* [WHAT TO PRODUCE]:
Within the data below, state how many lines contain the string "JSON". Provide the number only.

(Collected data entries)
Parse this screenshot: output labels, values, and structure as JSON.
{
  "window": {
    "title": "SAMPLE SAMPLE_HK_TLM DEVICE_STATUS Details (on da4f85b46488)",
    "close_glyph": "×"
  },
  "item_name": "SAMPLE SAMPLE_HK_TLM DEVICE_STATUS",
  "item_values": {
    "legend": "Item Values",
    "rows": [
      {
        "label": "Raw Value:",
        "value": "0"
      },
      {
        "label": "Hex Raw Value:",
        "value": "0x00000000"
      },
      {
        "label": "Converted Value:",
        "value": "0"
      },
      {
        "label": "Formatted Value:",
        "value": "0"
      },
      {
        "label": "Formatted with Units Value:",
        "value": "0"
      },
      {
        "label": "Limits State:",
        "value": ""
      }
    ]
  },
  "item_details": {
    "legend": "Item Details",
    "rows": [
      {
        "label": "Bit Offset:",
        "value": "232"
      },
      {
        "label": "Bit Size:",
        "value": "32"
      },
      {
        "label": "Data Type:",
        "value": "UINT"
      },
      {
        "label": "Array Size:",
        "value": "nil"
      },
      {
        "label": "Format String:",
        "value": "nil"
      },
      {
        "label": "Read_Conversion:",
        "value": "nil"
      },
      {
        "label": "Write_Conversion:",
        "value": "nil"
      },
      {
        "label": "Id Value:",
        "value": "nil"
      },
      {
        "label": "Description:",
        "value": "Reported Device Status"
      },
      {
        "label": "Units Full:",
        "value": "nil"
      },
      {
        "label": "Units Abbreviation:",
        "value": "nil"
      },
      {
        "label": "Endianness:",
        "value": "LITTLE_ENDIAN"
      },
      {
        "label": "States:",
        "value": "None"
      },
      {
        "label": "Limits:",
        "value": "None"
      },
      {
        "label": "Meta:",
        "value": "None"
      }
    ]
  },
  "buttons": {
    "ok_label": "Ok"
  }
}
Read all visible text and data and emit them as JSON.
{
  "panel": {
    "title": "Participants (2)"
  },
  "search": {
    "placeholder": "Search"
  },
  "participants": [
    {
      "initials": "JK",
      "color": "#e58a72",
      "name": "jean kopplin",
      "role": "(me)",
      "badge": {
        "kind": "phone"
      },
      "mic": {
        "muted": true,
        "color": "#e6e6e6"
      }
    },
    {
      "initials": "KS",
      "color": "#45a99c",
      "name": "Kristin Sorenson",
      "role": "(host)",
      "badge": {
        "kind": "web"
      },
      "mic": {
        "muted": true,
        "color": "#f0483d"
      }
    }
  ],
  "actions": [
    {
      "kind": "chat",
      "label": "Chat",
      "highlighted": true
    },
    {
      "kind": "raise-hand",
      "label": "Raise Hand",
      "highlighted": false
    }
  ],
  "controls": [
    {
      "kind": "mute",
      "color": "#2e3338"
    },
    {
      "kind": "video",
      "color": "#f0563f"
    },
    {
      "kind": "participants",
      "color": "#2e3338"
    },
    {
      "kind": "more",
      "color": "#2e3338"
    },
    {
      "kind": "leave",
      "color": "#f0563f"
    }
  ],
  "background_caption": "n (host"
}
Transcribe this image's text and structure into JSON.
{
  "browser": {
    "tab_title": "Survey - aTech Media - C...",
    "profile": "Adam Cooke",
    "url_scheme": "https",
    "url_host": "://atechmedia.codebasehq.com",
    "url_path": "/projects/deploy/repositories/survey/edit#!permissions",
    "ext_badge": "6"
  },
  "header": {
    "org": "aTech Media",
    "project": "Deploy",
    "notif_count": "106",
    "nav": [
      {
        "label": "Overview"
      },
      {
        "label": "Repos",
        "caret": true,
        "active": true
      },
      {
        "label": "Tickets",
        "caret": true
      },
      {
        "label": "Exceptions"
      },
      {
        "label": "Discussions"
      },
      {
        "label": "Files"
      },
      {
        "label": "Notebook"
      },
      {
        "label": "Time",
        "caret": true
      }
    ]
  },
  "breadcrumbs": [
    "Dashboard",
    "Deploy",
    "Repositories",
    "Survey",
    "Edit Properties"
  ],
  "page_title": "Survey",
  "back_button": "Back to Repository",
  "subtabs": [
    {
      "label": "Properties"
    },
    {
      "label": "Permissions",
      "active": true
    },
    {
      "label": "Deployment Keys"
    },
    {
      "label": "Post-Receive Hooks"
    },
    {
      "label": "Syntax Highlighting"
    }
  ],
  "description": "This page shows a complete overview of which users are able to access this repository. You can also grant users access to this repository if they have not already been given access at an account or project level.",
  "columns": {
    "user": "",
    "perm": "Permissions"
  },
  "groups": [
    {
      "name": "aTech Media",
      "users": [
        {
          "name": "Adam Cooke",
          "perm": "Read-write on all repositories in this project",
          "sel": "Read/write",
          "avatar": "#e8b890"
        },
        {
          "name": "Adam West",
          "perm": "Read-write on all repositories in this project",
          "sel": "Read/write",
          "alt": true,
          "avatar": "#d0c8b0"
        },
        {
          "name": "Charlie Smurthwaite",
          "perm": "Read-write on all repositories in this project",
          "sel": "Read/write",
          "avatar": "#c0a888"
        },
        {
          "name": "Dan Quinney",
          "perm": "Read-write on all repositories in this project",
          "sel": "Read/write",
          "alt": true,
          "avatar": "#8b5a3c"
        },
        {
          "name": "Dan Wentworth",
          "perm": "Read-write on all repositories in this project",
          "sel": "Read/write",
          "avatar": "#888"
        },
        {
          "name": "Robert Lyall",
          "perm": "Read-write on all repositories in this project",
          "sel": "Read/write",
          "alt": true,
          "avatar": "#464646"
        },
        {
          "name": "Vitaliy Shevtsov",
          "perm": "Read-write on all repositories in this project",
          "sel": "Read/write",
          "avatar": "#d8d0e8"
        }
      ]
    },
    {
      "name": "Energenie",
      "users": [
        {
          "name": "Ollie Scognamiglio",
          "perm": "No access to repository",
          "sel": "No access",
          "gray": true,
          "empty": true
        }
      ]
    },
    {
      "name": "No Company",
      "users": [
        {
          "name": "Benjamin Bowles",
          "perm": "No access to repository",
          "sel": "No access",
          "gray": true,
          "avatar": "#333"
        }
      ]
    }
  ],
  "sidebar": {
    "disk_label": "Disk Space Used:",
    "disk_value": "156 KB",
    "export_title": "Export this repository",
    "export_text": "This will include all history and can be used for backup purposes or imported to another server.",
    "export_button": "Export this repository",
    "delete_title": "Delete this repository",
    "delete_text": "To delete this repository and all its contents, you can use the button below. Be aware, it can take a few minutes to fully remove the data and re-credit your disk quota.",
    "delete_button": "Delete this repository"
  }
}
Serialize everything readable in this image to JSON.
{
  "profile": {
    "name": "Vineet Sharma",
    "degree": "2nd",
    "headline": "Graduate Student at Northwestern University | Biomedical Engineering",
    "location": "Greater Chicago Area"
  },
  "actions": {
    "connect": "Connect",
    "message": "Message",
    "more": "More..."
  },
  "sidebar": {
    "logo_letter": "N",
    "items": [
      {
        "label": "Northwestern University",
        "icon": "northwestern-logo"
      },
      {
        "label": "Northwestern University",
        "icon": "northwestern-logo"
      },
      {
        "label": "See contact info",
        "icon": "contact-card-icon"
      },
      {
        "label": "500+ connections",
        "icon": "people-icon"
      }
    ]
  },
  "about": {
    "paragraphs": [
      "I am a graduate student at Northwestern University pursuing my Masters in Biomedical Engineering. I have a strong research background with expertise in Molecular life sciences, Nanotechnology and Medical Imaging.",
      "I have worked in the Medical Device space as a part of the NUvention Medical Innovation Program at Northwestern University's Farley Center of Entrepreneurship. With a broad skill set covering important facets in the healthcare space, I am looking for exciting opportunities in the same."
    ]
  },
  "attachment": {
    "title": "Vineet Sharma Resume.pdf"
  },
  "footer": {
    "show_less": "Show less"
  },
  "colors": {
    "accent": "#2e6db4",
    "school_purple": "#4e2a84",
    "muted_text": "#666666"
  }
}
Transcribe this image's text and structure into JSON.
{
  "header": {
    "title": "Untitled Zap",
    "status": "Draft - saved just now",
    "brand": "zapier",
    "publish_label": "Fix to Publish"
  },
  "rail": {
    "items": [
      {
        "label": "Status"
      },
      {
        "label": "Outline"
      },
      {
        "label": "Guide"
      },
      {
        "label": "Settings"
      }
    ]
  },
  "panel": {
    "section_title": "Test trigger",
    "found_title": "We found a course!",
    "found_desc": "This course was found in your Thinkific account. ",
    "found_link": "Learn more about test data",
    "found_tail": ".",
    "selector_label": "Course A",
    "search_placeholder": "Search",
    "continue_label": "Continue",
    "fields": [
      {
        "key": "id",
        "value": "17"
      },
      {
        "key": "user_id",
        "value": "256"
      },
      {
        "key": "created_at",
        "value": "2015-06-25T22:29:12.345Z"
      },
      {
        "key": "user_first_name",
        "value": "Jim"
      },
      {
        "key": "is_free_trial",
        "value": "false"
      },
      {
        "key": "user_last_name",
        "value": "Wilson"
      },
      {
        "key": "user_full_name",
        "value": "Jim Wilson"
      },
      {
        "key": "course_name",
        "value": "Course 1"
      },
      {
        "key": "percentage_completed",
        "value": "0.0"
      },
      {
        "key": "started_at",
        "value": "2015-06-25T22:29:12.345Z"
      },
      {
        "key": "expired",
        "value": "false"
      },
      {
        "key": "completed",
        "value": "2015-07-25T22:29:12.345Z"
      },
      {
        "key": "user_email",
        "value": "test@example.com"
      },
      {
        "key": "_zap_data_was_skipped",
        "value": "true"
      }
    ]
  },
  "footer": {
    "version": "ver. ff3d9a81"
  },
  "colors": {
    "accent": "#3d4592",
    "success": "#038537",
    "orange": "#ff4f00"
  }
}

* [EXERCISE OUTPUT]:
5